▸ Given task
In the entries below, count each line holding the word "JSON". Answer with the total alone.

[Entries with figure data]
• • •

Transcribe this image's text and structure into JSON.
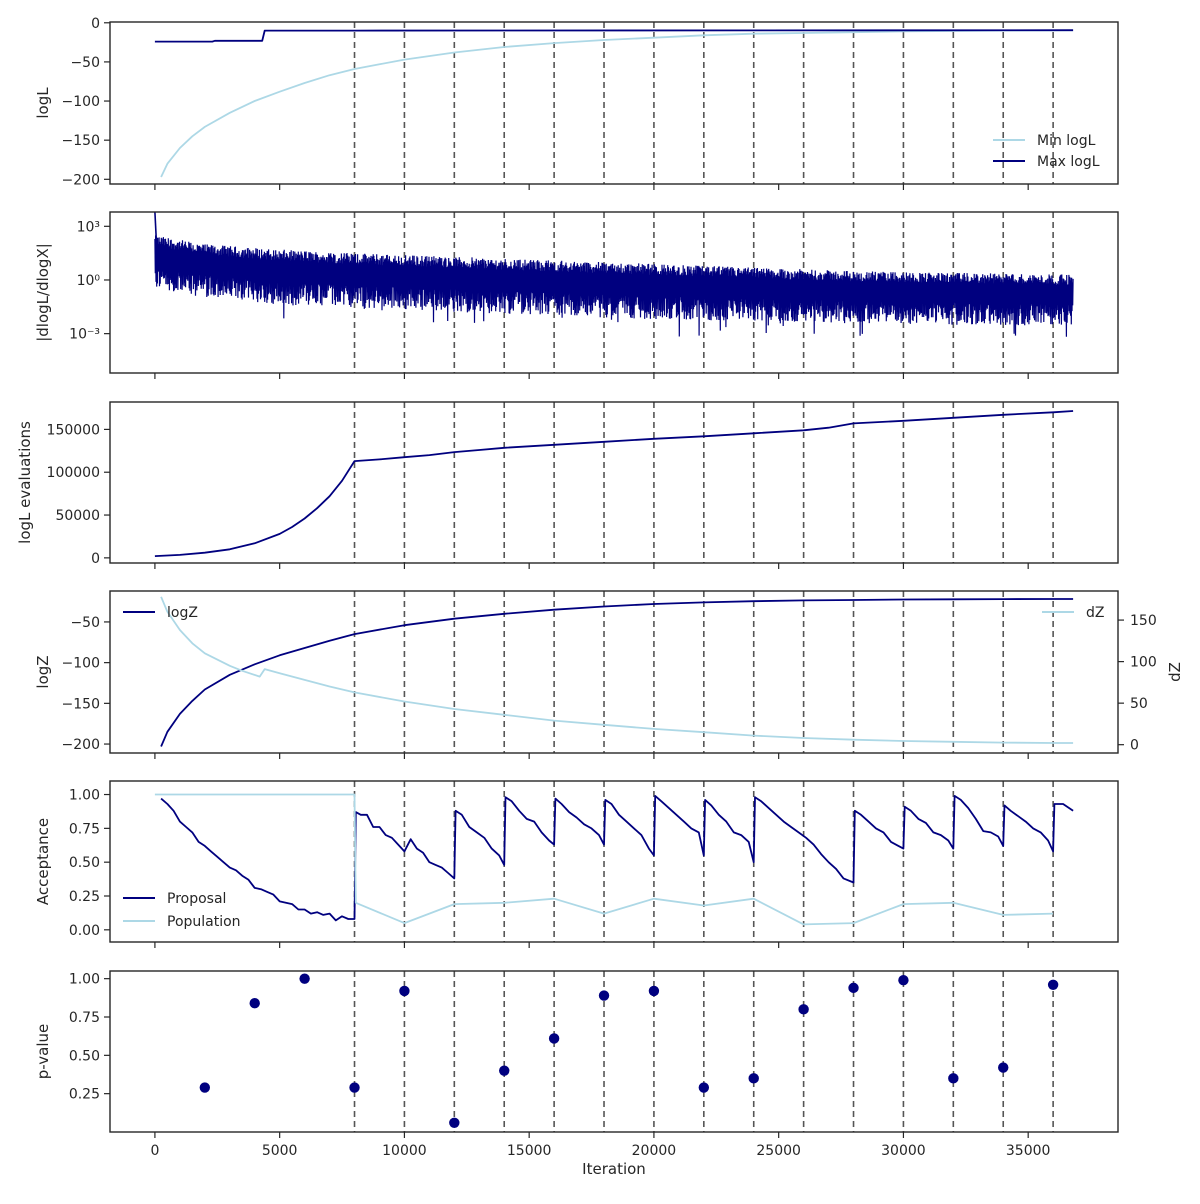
{
  "colors": {
    "dark": "#00007f",
    "light": "#add8e6",
    "axis": "#262626",
    "vline": "#555555"
  },
  "x_axis": {
    "label": "Iteration",
    "range": [
      -1800,
      38600
    ],
    "ticks": [
      0,
      5000,
      10000,
      15000,
      20000,
      25000,
      30000,
      35000
    ],
    "tick_labels": [
      "0",
      "5000",
      "10000",
      "15000",
      "20000",
      "25000",
      "30000",
      "35000"
    ]
  },
  "vlines": [
    8000,
    10000,
    12000,
    14000,
    16000,
    18000,
    20000,
    22000,
    24000,
    26000,
    28000,
    30000,
    32000,
    34000,
    36000
  ],
  "chart_data": [
    {
      "id": "logl",
      "type": "line",
      "ylabel": "logL",
      "ylim": [
        -206,
        1
      ],
      "yticks": [
        0,
        -50,
        -100,
        -150,
        -200
      ],
      "ytick_labels": [
        "0",
        "−50",
        "−100",
        "−150",
        "−200"
      ],
      "legend": {
        "position": "lower-right",
        "entries": [
          "Min logL",
          "Max logL"
        ]
      },
      "series": [
        {
          "name": "Min logL",
          "color": "light",
          "x": [
            250,
            500,
            1000,
            1500,
            2000,
            3000,
            4000,
            5000,
            6000,
            7000,
            8000,
            9000,
            10000,
            12000,
            14000,
            16000,
            18000,
            20000,
            22000,
            24000,
            26000,
            28000,
            30000,
            32000,
            34000,
            36000,
            36800
          ],
          "y": [
            -197,
            -180,
            -160,
            -145,
            -133,
            -115,
            -100,
            -88,
            -77,
            -67,
            -59,
            -53,
            -47,
            -38,
            -31,
            -26,
            -22,
            -19,
            -16,
            -14,
            -13,
            -12,
            -11,
            -10.5,
            -10,
            -9.8,
            -9.7
          ]
        },
        {
          "name": "Max logL",
          "color": "dark",
          "x": [
            0,
            2300,
            2400,
            4300,
            4400,
            8000,
            36800
          ],
          "y": [
            -24,
            -24,
            -23,
            -23,
            -10,
            -10,
            -9.5
          ]
        }
      ]
    },
    {
      "id": "dlogl",
      "type": "line",
      "ylabel": "|dlogL/dlogX|",
      "yscale": "log",
      "ylim": [
        -5.2,
        3.8
      ],
      "yticks": [
        3,
        0,
        -3
      ],
      "ytick_labels": [
        "10³",
        "10⁰",
        "10⁻³"
      ],
      "series": [
        {
          "name": "",
          "color": "dark",
          "x": [
            0,
            2000,
            5000,
            8000,
            12000,
            16000,
            20000,
            24000,
            28000,
            32000,
            36800
          ],
          "y_upper_log10": [
            2.5,
            2.0,
            1.7,
            1.5,
            1.3,
            1.1,
            0.9,
            0.7,
            0.5,
            0.4,
            0.3
          ],
          "y_lower_log10": [
            -0.5,
            -1.0,
            -1.4,
            -1.6,
            -1.8,
            -2.0,
            -2.2,
            -2.3,
            -2.4,
            -2.5,
            -2.6
          ],
          "spike_x": [
            0,
            100
          ],
          "spike_log10": [
            3.8,
            1.0
          ]
        }
      ]
    },
    {
      "id": "evals",
      "type": "line",
      "ylabel": "logL evaluations",
      "ylim": [
        -6000,
        182000
      ],
      "yticks": [
        0,
        50000,
        100000,
        150000
      ],
      "ytick_labels": [
        "0",
        "50000",
        "100000",
        "150000"
      ],
      "series": [
        {
          "name": "",
          "color": "dark",
          "x": [
            0,
            1000,
            2000,
            3000,
            4000,
            5000,
            5500,
            6000,
            6500,
            7000,
            7500,
            8000,
            9000,
            10000,
            11000,
            12000,
            13000,
            14000,
            16000,
            18000,
            20000,
            22000,
            24000,
            26000,
            27000,
            28000,
            30000,
            32000,
            34000,
            36000,
            36800
          ],
          "y": [
            2000,
            3500,
            6000,
            10000,
            17000,
            28000,
            36000,
            46000,
            58000,
            72000,
            90000,
            113000,
            115000,
            117500,
            120000,
            123500,
            126000,
            128500,
            132000,
            135500,
            139000,
            142000,
            145500,
            149000,
            152000,
            157000,
            160000,
            163500,
            167000,
            170000,
            171500
          ]
        }
      ]
    },
    {
      "id": "logz",
      "type": "line",
      "ylabel": "logZ",
      "ylim": [
        -211,
        -12
      ],
      "yticks": [
        -50,
        -100,
        -150,
        -200
      ],
      "ytick_labels": [
        "−50",
        "−100",
        "−150",
        "−200"
      ],
      "y2label": "dZ",
      "y2lim": [
        -10,
        185
      ],
      "y2ticks": [
        0,
        50,
        100,
        150
      ],
      "y2tick_labels": [
        "0",
        "50",
        "100",
        "150"
      ],
      "legend": {
        "left": "logZ",
        "right": "dZ"
      },
      "series": [
        {
          "name": "logZ",
          "color": "dark",
          "axis": "left",
          "x": [
            250,
            500,
            1000,
            1500,
            2000,
            3000,
            4000,
            5000,
            6000,
            7000,
            8000,
            10000,
            12000,
            14000,
            16000,
            18000,
            20000,
            22000,
            24000,
            26000,
            28000,
            30000,
            32000,
            34000,
            36000,
            36800
          ],
          "y": [
            -203,
            -185,
            -163,
            -147,
            -133,
            -115,
            -102,
            -91,
            -82,
            -73,
            -65,
            -54,
            -46,
            -40,
            -35,
            -31,
            -28,
            -26,
            -24.5,
            -23.5,
            -23,
            -22.5,
            -22.2,
            -22,
            -21.8,
            -21.8
          ]
        },
        {
          "name": "dZ",
          "color": "light",
          "axis": "right",
          "x": [
            250,
            500,
            1000,
            1500,
            2000,
            3000,
            3500,
            4200,
            4400,
            5000,
            6000,
            7000,
            8000,
            10000,
            12000,
            14000,
            16000,
            18000,
            20000,
            22000,
            24000,
            26000,
            28000,
            30000,
            32000,
            34000,
            36000,
            36800
          ],
          "y": [
            178,
            160,
            138,
            122,
            110,
            95,
            89,
            82,
            91,
            86,
            78,
            70,
            63,
            52,
            43,
            36,
            29,
            24,
            19,
            15,
            11,
            8,
            6,
            4.5,
            3.5,
            2.5,
            2,
            2
          ]
        }
      ]
    },
    {
      "id": "acceptance",
      "type": "line",
      "ylabel": "Acceptance",
      "ylim": [
        -0.09,
        1.1
      ],
      "yticks": [
        1.0,
        0.75,
        0.5,
        0.25,
        0.0
      ],
      "ytick_labels": [
        "1.00",
        "0.75",
        "0.50",
        "0.25",
        "0.00"
      ],
      "legend": {
        "position": "lower-left",
        "entries": [
          "Proposal",
          "Population"
        ]
      },
      "series": [
        {
          "name": "Proposal",
          "color": "dark",
          "x": [
            250,
            500,
            750,
            1000,
            1250,
            1500,
            1750,
            2000,
            2250,
            2500,
            2750,
            3000,
            3250,
            3500,
            3750,
            4000,
            4250,
            4500,
            4750,
            5000,
            5250,
            5500,
            5750,
            6000,
            6250,
            6500,
            6750,
            7000,
            7250,
            7500,
            7750,
            8000,
            8050,
            8250,
            8500,
            8750,
            9000,
            9250,
            9500,
            9750,
            10000,
            10250,
            10500,
            10750,
            11000,
            11250,
            11500,
            11750,
            12000,
            12050,
            12300,
            12600,
            12900,
            13200,
            13500,
            13800,
            14000,
            14050,
            14300,
            14600,
            14900,
            15200,
            15500,
            15800,
            16000,
            16050,
            16300,
            16600,
            16900,
            17200,
            17500,
            17800,
            18000,
            18050,
            18300,
            18600,
            18900,
            19200,
            19500,
            19800,
            20000,
            20050,
            20300,
            20600,
            20900,
            21200,
            21500,
            21800,
            22000,
            22050,
            22300,
            22600,
            22900,
            23200,
            23500,
            23800,
            24000,
            24050,
            24300,
            24600,
            24900,
            25200,
            25500,
            25800,
            26100,
            26400,
            26700,
            27000,
            27300,
            27600,
            28000,
            28050,
            28300,
            28600,
            28900,
            29200,
            29500,
            29800,
            30000,
            30050,
            30300,
            30600,
            30900,
            31200,
            31500,
            31800,
            32000,
            32050,
            32300,
            32600,
            32900,
            33200,
            33500,
            33800,
            34000,
            34050,
            34300,
            34600,
            34900,
            35200,
            35500,
            35800,
            36000,
            36050,
            36400,
            36800
          ],
          "y": [
            0.97,
            0.93,
            0.88,
            0.8,
            0.76,
            0.72,
            0.65,
            0.62,
            0.58,
            0.54,
            0.5,
            0.46,
            0.44,
            0.4,
            0.37,
            0.31,
            0.3,
            0.28,
            0.26,
            0.21,
            0.2,
            0.19,
            0.15,
            0.15,
            0.12,
            0.13,
            0.11,
            0.12,
            0.07,
            0.1,
            0.08,
            0.08,
            0.87,
            0.85,
            0.85,
            0.76,
            0.76,
            0.7,
            0.68,
            0.63,
            0.58,
            0.67,
            0.6,
            0.57,
            0.5,
            0.48,
            0.46,
            0.42,
            0.38,
            0.88,
            0.85,
            0.76,
            0.72,
            0.68,
            0.6,
            0.55,
            0.48,
            0.98,
            0.95,
            0.88,
            0.82,
            0.8,
            0.72,
            0.66,
            0.63,
            0.97,
            0.93,
            0.87,
            0.83,
            0.78,
            0.75,
            0.7,
            0.63,
            0.96,
            0.93,
            0.85,
            0.8,
            0.75,
            0.7,
            0.6,
            0.55,
            0.99,
            0.95,
            0.9,
            0.85,
            0.8,
            0.75,
            0.72,
            0.55,
            0.96,
            0.92,
            0.85,
            0.8,
            0.72,
            0.7,
            0.65,
            0.5,
            0.98,
            0.95,
            0.9,
            0.85,
            0.8,
            0.76,
            0.72,
            0.68,
            0.63,
            0.56,
            0.5,
            0.45,
            0.38,
            0.35,
            0.88,
            0.85,
            0.8,
            0.75,
            0.72,
            0.65,
            0.62,
            0.6,
            0.91,
            0.88,
            0.82,
            0.79,
            0.72,
            0.7,
            0.66,
            0.6,
            0.99,
            0.96,
            0.9,
            0.82,
            0.73,
            0.72,
            0.69,
            0.62,
            0.92,
            0.88,
            0.84,
            0.8,
            0.75,
            0.72,
            0.66,
            0.58,
            0.93,
            0.93,
            0.88
          ]
        },
        {
          "name": "Population",
          "color": "light",
          "x": [
            0,
            8000,
            8050,
            10000,
            12000,
            14000,
            16000,
            18000,
            20000,
            22000,
            24000,
            26000,
            28000,
            30000,
            32000,
            34000,
            36000
          ],
          "y": [
            1.0,
            1.0,
            0.2,
            0.05,
            0.19,
            0.2,
            0.23,
            0.12,
            0.23,
            0.18,
            0.23,
            0.04,
            0.05,
            0.19,
            0.2,
            0.11,
            0.12
          ]
        }
      ]
    },
    {
      "id": "pvalue",
      "type": "scatter",
      "ylabel": "p-value",
      "xlabel": "Iteration",
      "ylim": [
        0.0,
        1.05
      ],
      "yticks": [
        1.0,
        0.75,
        0.5,
        0.25
      ],
      "ytick_labels": [
        "1.00",
        "0.75",
        "0.50",
        "0.25"
      ],
      "series": [
        {
          "name": "",
          "color": "dark",
          "x": [
            2000,
            4000,
            6000,
            8000,
            10000,
            12000,
            14000,
            16000,
            18000,
            20000,
            22000,
            24000,
            26000,
            28000,
            30000,
            32000,
            34000,
            36000
          ],
          "y": [
            0.29,
            0.84,
            1.0,
            0.29,
            0.92,
            0.06,
            0.4,
            0.61,
            0.89,
            0.92,
            0.29,
            0.35,
            0.8,
            0.94,
            0.99,
            0.35,
            0.42,
            0.96
          ]
        }
      ]
    }
  ]
}
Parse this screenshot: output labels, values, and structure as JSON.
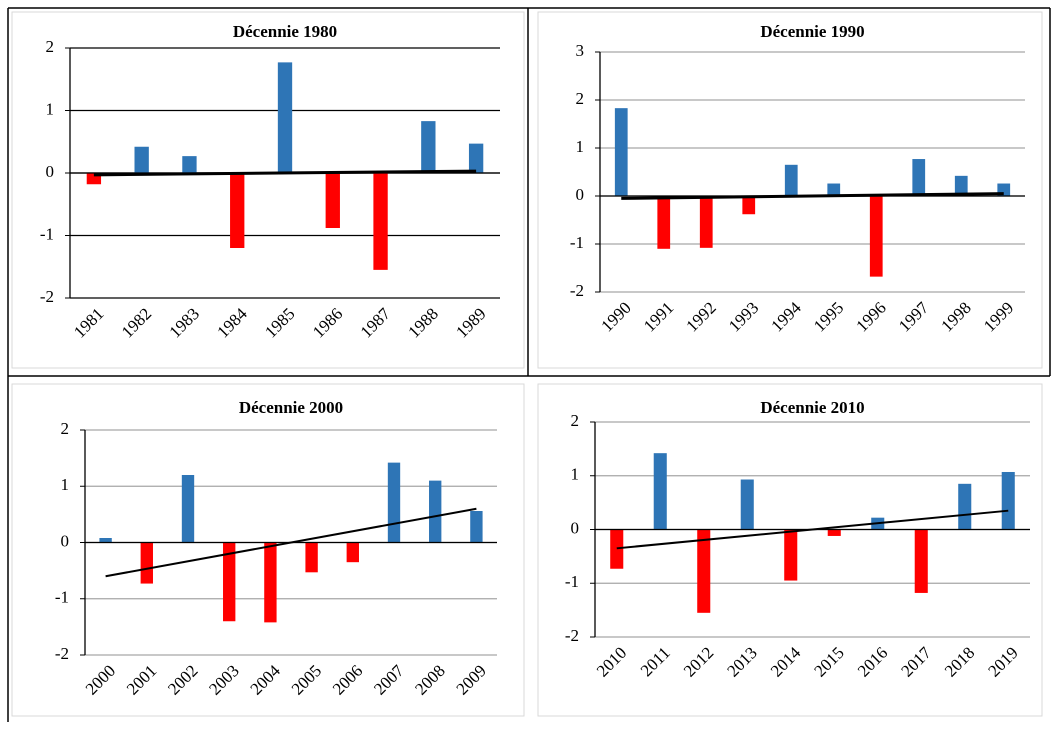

• • •

▸ Solved problem
2